• DESCRIPTION OF THE TASK: How many lines of the records below contain the word "area"? Answer with the number alone.

• LISTED ENTRIES:

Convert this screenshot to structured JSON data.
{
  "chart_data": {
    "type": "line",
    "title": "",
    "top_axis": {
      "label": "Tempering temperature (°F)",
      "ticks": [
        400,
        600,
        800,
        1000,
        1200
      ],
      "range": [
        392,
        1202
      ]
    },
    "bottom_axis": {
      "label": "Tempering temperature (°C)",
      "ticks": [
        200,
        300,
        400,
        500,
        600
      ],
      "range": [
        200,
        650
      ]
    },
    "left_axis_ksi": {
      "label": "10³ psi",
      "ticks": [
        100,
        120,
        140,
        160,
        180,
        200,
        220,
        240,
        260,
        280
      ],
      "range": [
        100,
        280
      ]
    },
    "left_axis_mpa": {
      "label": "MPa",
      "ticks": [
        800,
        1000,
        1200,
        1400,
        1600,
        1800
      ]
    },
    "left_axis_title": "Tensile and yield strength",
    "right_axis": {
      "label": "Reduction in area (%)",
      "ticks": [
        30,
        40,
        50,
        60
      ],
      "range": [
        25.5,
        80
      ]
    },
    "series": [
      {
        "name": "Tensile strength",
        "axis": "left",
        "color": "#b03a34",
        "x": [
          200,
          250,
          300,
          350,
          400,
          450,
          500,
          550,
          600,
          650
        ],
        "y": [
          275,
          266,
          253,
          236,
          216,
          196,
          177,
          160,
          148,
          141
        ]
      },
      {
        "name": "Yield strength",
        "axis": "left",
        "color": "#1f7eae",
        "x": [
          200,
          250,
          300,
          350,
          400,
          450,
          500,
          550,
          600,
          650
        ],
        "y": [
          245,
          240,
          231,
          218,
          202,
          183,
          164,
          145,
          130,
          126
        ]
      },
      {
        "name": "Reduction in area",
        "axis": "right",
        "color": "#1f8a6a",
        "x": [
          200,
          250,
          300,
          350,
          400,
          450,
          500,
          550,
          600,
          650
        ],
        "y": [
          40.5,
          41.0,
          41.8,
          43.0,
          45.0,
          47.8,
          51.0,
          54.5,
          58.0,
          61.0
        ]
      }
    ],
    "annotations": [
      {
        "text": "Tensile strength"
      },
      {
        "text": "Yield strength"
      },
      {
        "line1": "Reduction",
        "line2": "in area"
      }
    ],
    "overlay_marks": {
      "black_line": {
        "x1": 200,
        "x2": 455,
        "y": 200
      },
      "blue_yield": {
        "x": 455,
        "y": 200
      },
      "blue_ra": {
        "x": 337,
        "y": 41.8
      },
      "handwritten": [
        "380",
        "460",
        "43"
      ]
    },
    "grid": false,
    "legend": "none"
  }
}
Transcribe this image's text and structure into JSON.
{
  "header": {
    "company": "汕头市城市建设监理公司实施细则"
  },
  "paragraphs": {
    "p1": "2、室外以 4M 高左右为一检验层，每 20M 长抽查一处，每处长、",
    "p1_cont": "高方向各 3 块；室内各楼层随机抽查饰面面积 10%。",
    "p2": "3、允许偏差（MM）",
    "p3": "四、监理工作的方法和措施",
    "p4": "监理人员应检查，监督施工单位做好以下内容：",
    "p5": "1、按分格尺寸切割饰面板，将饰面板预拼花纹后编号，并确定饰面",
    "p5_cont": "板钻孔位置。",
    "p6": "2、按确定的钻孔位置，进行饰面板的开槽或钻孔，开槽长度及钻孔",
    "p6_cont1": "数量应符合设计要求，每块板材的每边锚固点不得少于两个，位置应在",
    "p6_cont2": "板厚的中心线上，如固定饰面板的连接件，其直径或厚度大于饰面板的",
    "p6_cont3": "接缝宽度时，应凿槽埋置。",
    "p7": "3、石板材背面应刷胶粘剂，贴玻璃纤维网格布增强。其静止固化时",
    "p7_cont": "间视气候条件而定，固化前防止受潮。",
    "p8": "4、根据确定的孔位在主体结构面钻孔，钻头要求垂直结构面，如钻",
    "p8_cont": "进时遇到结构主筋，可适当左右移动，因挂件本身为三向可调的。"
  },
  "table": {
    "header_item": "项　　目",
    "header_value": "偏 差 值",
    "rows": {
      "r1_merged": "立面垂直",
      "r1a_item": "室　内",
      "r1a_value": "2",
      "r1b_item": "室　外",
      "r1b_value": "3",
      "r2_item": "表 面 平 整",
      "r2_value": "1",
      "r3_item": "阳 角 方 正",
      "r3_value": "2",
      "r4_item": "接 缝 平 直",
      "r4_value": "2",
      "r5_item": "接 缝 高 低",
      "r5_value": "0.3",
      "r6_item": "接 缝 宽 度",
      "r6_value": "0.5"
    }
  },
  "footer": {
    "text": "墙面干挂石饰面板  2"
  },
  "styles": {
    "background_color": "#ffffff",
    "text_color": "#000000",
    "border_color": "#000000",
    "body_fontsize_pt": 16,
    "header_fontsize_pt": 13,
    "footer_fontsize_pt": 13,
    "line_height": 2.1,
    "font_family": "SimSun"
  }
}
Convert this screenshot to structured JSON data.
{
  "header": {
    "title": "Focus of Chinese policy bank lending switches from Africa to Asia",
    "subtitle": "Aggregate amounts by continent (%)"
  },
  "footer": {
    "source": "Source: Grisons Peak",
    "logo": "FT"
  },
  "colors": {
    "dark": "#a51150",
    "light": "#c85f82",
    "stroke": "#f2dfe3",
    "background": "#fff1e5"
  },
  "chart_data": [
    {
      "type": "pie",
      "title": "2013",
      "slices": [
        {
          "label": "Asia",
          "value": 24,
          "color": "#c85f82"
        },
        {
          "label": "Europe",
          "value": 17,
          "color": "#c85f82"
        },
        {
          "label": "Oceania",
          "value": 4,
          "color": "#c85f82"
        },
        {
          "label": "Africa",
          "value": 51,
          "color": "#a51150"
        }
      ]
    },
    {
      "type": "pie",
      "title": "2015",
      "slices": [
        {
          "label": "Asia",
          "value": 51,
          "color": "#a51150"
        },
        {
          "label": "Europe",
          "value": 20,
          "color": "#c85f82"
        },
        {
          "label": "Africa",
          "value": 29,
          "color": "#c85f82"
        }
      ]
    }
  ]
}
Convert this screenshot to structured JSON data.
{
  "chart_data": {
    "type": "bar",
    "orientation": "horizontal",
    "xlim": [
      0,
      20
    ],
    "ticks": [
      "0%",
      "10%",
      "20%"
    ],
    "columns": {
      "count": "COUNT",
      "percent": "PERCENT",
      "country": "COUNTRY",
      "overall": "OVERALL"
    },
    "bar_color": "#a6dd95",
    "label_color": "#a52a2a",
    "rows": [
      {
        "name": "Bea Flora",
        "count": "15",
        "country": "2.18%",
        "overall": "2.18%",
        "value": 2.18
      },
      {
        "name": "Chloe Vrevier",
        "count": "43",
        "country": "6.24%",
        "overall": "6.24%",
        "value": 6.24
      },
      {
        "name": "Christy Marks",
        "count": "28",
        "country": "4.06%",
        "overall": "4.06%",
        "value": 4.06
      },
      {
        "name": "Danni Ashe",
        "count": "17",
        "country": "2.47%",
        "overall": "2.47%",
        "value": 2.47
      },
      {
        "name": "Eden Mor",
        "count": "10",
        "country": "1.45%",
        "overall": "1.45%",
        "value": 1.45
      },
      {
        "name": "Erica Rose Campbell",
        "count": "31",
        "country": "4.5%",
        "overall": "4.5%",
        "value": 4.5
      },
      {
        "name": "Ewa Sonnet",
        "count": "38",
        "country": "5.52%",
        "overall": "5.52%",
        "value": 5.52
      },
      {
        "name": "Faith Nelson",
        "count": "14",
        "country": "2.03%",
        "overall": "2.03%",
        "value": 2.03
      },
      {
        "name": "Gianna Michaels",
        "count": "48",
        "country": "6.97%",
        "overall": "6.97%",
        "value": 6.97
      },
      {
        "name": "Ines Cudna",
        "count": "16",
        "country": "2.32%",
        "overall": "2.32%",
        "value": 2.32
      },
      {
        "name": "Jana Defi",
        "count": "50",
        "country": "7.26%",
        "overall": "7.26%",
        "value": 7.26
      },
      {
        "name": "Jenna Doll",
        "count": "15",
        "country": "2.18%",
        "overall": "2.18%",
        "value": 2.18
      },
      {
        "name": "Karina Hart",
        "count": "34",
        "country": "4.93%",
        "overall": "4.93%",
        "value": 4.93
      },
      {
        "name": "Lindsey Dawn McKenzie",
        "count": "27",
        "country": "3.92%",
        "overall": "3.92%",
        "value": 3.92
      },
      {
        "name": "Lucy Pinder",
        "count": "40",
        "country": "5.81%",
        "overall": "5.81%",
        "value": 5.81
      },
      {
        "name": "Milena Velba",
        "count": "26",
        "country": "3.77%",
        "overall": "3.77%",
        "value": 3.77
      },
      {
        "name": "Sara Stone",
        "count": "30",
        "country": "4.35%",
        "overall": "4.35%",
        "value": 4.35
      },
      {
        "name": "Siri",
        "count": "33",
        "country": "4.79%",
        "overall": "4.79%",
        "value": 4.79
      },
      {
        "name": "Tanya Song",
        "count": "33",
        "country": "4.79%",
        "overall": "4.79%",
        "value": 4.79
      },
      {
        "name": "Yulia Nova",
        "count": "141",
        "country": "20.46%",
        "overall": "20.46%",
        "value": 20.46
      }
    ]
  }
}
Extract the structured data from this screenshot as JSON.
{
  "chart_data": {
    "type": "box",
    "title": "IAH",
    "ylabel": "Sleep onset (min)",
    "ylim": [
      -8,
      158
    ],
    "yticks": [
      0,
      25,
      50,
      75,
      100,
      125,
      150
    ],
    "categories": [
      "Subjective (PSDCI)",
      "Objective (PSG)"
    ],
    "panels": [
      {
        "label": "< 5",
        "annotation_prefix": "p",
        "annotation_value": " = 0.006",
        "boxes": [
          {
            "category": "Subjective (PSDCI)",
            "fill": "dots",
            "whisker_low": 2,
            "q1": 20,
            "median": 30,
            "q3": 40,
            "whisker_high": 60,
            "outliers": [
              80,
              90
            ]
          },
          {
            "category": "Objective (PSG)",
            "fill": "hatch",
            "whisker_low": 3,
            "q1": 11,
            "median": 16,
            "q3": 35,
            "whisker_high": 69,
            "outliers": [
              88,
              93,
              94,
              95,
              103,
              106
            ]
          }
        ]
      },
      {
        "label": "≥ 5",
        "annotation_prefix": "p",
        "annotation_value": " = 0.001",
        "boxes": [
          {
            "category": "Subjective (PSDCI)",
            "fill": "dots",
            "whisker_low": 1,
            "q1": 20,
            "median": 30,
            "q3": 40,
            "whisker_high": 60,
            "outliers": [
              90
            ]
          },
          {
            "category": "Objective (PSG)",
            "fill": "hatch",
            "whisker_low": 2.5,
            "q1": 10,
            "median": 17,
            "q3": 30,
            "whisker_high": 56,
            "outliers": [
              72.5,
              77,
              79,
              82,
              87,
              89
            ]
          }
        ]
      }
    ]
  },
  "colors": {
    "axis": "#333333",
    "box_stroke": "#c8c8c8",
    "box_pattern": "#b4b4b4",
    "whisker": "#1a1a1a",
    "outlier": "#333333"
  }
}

• CORRECT RESPONSE: 3